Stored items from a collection
----------
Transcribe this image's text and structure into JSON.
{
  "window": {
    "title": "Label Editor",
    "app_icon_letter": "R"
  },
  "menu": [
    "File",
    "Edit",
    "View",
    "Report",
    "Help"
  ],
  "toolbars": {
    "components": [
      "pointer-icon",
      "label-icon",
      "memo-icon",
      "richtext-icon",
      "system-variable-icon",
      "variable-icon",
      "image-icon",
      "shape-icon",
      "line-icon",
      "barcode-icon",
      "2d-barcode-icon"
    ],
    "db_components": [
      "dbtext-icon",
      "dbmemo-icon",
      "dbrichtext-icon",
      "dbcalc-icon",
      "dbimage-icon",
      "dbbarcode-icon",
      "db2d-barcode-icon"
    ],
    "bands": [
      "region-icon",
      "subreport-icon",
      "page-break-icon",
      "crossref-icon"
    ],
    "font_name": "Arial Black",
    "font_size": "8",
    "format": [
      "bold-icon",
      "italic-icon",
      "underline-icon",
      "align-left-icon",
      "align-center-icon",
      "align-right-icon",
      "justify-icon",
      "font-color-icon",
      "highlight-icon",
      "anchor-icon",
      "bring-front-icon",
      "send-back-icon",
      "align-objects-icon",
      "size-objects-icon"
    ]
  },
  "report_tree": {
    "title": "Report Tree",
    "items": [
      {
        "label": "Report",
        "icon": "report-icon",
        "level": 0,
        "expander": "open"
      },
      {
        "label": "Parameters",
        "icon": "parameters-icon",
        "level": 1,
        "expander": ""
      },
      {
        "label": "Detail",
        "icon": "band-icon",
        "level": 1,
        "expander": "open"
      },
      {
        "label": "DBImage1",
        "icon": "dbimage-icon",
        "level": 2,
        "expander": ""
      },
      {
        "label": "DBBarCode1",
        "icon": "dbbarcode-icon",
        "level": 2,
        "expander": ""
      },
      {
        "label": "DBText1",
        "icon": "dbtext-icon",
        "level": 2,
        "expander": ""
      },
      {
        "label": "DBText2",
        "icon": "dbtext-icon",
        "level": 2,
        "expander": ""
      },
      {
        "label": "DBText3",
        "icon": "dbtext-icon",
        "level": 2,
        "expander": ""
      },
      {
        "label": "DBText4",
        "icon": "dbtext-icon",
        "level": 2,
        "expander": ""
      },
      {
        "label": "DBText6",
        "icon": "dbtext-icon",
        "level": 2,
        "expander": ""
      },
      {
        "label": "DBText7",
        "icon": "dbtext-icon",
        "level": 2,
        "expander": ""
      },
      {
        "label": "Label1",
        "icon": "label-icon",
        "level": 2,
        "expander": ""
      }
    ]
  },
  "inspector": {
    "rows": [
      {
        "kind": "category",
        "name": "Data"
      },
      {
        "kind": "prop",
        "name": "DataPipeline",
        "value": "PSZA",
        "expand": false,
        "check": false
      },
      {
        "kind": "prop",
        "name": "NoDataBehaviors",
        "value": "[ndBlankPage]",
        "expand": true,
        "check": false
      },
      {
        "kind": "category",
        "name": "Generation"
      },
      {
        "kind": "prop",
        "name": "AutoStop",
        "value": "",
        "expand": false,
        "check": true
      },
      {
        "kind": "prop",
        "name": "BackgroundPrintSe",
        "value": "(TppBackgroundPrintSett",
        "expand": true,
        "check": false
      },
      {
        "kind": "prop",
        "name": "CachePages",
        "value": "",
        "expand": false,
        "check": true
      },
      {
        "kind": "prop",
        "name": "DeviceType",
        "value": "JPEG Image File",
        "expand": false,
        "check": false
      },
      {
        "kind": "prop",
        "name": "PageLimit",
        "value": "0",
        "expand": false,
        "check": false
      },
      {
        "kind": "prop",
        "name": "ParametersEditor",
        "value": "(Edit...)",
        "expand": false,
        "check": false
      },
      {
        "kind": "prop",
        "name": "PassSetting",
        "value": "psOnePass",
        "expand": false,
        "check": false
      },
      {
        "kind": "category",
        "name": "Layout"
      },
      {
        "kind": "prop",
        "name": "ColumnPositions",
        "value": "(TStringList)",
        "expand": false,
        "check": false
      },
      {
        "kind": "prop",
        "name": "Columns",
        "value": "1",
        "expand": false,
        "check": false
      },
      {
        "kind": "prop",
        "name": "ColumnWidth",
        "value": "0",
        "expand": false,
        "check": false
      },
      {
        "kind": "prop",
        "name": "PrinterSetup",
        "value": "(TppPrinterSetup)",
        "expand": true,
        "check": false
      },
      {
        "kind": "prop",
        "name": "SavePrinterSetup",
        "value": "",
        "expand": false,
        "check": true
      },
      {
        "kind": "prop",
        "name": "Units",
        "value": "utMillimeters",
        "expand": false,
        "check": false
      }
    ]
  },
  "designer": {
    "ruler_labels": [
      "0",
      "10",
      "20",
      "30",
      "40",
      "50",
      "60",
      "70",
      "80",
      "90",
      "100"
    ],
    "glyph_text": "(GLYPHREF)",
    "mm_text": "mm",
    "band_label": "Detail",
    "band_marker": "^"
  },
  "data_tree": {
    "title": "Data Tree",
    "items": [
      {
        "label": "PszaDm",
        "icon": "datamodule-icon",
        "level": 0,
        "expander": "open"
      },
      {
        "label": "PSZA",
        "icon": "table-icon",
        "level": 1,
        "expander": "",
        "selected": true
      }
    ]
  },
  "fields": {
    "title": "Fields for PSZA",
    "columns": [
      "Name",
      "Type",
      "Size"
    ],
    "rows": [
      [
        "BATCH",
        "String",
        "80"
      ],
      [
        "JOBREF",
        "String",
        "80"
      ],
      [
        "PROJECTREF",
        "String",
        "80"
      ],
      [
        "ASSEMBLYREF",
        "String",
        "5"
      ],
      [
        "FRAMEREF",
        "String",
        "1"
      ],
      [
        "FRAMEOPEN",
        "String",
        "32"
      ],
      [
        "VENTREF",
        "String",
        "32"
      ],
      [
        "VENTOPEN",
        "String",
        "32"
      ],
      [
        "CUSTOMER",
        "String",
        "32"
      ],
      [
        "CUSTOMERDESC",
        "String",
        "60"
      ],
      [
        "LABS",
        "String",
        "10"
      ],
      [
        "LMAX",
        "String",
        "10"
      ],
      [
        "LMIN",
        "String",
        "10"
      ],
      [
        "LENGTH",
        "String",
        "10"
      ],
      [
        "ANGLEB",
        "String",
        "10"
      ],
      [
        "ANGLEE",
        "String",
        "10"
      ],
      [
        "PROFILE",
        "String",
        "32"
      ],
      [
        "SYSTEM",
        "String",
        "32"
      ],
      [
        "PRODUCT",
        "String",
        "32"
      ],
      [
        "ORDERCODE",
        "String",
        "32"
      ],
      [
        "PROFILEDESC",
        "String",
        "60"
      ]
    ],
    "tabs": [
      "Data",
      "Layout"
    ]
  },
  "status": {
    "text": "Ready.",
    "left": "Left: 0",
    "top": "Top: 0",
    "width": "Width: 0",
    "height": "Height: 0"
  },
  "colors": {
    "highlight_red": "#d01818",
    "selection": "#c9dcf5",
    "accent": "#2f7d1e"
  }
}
----------
Track down every line of the material containing the string "title", and copy it.

    "title": "Label Editor",
    "title": "Report Tree",
    "title": "Data Tree",
    "title": "Fields for PSZA",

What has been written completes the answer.